Don’t go changing to try and please me.

Philadelphia’s Mural Arts program is really cool, but it’s only a small part of the many arts organizations who contribute to the life of this city.

Philadelphia Arts Advocacy Day probably sounds like something involving tall skinny women wearing all black and chunky jewelry sipping chardonnay and complaining about the callouses they have on their check-writing hand. And who’s to say it isn’t? Any tall skinny woman who wants to sip chardonnay and complain about arts funding is a friend of mine, as long as she keeps donating to the arts organization of her choice.

But seriously, folks. The Philadelphia Cultural Fund is likely to be reduced for fiscal year 2016. Last year arts advocates convinced Mayor Nutter and City Council to approve an increase in the funding, to $3.14 million. This year, we’re only asking that the budget not be reduced. We’re not asking for an increase (though that would be really nice too). We’re just asking that it not be cut (to the 1.84 million that Mayor Nutter has proposed).

In order to have cool things that make a place livable, such as summer camps, street fairs, orchestras, nifty little painting and writing classes, and endless productions of Shakespeare to make us all feel smart, you have to have cultural funding in your city budget. If you want to be a great city, you have to have great art, and that means great money. We’re not even asking for more money, we’re asking just to keep the number the same.

The NCAR Arts Vibrancy Report is Southern Methodist University’s index of supply and demand for cities’ arts, culture, and how their governments spends money on them. It’s a way of quantifying a major contributor to a city’s livability (aside from jobs, climate, pollution, transit, and so on).  While Philadelphia’s Avenue of The Arts may seem like a vast buffet of entertainment and provocation, our city didn’t even make the top ten. For cities with populations over one million, Philadelphia came in 13th, right under Denver.

__Required actions__
• 1. In the post on Philadelphia arts funding, where did Philadelphia rank in the NCAR Arts Vibrancy Report among cities with populations over one million?
• 2. Reproduce the stretch of the post on Philadelphia arts funding that opens with the words containing "But seriously, folks." and closes with "Nutter has proposed).".

__Raw data__
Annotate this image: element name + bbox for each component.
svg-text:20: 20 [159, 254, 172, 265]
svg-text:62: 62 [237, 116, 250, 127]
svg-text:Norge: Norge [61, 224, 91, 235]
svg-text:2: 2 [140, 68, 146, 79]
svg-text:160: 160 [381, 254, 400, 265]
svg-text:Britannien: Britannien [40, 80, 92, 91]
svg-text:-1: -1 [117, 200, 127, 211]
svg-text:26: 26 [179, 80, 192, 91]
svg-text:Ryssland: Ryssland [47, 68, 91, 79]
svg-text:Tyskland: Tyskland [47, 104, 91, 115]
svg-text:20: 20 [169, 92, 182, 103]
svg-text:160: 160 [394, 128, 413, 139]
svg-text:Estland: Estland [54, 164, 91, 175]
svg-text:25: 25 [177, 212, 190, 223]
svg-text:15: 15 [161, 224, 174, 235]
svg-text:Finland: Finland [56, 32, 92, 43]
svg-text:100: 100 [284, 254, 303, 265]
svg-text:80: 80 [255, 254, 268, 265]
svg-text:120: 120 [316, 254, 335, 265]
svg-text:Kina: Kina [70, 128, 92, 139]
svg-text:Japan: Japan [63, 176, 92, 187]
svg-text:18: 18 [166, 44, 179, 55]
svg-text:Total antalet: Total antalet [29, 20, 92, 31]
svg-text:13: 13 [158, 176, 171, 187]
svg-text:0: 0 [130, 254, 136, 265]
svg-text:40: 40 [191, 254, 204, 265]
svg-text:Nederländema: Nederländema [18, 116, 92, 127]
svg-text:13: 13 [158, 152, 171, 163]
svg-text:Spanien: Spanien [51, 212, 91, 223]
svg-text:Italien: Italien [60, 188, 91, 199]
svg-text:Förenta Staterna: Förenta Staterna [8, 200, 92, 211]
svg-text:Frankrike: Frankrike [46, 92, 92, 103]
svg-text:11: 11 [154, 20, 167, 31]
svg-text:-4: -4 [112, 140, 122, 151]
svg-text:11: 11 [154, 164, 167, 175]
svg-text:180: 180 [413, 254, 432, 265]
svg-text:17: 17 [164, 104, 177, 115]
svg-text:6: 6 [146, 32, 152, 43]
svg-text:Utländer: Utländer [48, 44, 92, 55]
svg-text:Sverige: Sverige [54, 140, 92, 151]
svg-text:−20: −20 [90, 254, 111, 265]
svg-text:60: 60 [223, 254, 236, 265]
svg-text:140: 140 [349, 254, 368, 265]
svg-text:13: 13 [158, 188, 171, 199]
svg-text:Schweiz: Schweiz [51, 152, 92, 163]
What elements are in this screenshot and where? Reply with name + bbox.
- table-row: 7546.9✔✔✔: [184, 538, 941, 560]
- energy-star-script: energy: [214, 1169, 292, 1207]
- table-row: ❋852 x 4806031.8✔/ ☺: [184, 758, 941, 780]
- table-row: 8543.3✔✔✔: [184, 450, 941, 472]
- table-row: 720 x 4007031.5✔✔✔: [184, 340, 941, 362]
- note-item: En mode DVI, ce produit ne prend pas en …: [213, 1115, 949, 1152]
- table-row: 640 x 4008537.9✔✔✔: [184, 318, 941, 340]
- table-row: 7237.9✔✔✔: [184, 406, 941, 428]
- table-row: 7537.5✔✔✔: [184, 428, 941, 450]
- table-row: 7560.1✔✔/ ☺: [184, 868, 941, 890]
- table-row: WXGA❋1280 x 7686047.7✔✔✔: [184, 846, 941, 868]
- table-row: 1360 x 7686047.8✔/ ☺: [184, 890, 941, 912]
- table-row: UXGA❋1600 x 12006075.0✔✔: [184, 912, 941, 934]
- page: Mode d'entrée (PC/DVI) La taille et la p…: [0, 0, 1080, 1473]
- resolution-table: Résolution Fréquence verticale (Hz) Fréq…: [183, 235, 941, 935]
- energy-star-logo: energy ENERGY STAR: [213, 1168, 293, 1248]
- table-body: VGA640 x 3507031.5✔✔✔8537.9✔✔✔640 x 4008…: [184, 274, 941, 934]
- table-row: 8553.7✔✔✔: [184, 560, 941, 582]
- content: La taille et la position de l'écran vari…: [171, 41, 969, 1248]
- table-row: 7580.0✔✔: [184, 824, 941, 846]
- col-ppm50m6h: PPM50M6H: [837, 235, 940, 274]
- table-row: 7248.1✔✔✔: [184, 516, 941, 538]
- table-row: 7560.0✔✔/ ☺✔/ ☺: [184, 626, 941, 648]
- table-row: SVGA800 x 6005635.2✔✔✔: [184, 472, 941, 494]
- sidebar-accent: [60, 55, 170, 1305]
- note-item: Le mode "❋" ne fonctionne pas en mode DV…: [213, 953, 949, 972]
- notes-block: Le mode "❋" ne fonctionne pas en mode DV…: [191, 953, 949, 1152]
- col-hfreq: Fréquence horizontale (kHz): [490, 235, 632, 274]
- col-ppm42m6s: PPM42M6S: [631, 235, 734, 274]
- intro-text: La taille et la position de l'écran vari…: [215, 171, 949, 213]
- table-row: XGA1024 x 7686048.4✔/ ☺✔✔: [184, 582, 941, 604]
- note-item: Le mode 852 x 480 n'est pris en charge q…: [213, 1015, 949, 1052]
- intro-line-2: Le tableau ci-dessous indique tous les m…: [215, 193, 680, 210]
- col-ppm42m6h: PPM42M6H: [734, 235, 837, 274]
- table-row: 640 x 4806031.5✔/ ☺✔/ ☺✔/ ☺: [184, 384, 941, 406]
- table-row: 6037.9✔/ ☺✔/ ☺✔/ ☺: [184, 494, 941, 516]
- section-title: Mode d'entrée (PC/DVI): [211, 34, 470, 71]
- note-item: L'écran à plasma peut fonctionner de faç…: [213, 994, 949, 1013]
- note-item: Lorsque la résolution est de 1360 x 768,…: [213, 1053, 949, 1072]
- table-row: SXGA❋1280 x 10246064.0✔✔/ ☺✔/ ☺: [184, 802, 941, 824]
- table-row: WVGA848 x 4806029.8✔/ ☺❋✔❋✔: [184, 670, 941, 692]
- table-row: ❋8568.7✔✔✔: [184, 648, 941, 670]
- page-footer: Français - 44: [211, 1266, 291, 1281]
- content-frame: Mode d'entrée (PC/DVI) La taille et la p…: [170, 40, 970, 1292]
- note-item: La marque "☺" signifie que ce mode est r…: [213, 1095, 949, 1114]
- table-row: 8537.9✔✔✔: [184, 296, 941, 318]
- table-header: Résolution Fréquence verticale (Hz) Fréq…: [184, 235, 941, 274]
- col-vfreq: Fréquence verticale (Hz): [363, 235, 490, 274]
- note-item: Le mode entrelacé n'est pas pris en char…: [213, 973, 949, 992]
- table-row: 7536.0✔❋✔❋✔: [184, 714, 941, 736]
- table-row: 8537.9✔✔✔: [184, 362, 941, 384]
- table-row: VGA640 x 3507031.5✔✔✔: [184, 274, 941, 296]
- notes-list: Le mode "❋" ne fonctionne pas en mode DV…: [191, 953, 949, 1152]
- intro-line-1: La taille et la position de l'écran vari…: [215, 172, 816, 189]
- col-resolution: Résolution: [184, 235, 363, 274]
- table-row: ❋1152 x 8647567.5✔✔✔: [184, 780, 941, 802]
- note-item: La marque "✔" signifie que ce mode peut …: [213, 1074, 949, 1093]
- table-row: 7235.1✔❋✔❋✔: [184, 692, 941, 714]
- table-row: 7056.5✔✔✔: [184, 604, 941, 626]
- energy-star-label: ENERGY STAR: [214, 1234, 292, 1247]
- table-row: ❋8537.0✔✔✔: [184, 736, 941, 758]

__Task-by-task solutions__
• 1. 13th, right under Denver.

• 2.
But seriously, folks. The Philadelphia Cultural Fund is likely to be reduced for fiscal year 2016. Last year arts advocates convinced Mayor Nutter and City Council to approve an increase in the funding, to $3.14 million. This year, we’re only asking that the budget not be reduced. We’re not asking for an increase (though that would be really nice too). We’re just asking that it not be cut (to the 1.84 million that Mayor Nutter has proposed).